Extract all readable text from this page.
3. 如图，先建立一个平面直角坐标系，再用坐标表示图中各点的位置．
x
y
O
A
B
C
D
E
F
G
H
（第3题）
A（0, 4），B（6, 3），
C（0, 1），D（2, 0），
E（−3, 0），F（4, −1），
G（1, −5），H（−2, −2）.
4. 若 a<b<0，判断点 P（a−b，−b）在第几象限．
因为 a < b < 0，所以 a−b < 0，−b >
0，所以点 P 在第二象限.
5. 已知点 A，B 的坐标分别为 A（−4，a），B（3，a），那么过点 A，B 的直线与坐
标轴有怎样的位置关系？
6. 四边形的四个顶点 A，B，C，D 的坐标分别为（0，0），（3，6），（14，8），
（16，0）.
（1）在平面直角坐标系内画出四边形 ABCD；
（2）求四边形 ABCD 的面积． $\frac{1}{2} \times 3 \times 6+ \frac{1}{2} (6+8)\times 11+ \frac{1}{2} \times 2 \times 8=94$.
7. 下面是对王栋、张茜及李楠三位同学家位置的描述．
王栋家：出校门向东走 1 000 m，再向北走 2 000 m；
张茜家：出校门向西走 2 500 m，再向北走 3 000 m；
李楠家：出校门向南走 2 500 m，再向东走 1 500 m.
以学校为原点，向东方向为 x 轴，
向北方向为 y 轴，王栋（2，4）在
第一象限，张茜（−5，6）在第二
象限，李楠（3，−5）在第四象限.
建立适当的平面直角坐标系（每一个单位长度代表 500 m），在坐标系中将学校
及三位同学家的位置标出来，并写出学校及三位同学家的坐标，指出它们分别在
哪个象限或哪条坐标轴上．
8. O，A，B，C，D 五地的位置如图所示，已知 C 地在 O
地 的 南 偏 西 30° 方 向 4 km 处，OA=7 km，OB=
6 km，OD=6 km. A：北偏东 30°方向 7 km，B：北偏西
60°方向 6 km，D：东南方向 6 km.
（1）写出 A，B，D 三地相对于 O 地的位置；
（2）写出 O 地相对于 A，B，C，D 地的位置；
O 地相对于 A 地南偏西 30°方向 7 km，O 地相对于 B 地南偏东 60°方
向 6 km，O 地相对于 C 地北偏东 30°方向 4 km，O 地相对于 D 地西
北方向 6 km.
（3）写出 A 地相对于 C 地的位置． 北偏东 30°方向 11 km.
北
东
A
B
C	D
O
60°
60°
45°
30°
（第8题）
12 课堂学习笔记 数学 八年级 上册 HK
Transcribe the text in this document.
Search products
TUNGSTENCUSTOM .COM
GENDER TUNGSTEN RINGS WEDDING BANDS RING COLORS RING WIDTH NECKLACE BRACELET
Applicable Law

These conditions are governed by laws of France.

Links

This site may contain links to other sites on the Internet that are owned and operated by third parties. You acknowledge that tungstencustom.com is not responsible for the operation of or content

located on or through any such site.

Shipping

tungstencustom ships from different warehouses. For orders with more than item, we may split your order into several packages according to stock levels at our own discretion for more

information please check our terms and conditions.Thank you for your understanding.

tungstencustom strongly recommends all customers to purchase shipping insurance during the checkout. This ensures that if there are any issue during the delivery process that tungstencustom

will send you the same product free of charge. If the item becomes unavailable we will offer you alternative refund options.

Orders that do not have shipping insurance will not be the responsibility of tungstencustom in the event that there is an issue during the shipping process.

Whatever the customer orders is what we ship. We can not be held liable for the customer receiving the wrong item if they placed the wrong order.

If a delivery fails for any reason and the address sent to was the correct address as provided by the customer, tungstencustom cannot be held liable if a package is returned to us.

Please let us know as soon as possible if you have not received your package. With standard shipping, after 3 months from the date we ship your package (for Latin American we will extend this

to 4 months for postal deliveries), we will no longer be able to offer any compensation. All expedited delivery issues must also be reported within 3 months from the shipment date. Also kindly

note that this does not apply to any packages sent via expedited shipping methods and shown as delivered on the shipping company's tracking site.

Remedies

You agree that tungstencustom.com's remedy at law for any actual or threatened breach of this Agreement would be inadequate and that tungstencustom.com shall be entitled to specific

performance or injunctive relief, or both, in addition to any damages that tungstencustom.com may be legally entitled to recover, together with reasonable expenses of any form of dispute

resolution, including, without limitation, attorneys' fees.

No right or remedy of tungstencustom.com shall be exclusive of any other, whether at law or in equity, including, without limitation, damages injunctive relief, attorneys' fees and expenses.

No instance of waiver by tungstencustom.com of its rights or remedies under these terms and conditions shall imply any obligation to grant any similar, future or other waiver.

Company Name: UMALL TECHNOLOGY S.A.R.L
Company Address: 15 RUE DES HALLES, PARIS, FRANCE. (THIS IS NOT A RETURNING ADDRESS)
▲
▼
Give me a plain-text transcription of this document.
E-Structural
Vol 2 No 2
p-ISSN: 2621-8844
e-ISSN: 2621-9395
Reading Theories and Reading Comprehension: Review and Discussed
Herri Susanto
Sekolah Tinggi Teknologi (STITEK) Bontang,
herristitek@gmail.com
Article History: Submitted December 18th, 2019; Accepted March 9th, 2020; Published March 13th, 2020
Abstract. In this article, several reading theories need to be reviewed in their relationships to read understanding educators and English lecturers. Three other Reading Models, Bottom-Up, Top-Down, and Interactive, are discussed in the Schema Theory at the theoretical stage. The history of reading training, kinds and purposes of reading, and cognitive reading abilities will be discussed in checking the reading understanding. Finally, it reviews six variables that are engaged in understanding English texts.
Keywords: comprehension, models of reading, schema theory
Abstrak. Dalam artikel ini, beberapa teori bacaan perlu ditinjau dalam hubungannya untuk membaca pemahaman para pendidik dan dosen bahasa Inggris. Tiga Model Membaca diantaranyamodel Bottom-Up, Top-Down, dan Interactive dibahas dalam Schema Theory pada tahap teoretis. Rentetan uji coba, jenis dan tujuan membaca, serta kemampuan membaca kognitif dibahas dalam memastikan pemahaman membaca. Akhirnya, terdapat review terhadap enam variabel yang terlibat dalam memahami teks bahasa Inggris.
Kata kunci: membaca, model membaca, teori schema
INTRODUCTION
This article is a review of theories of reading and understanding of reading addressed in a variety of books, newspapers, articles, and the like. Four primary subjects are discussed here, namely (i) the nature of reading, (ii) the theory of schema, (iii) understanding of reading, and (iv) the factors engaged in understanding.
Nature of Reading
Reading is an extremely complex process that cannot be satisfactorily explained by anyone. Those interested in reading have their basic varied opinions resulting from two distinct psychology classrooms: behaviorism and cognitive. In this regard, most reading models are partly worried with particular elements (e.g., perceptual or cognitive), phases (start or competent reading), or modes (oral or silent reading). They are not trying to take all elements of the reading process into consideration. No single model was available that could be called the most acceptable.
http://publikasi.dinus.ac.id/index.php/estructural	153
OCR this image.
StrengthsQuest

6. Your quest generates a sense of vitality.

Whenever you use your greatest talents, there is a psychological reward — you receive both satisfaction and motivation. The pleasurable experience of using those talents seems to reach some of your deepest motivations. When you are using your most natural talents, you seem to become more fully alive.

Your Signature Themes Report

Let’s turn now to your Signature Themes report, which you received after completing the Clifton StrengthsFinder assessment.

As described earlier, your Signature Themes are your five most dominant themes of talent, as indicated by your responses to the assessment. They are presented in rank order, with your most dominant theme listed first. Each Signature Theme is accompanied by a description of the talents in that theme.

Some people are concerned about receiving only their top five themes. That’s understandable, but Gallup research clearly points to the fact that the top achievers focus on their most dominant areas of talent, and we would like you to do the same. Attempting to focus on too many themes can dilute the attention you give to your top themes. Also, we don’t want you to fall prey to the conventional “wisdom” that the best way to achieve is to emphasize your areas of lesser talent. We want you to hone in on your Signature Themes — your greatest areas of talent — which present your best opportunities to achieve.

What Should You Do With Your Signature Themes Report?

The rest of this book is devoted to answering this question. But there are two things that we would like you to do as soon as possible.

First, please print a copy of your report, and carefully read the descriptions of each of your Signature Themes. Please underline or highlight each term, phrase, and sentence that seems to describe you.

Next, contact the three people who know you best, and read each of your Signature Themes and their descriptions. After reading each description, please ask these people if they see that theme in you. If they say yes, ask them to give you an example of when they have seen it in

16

— Directions —
State how many lines in the entries above include the word "into"; reply with the number alone.

— The result —
2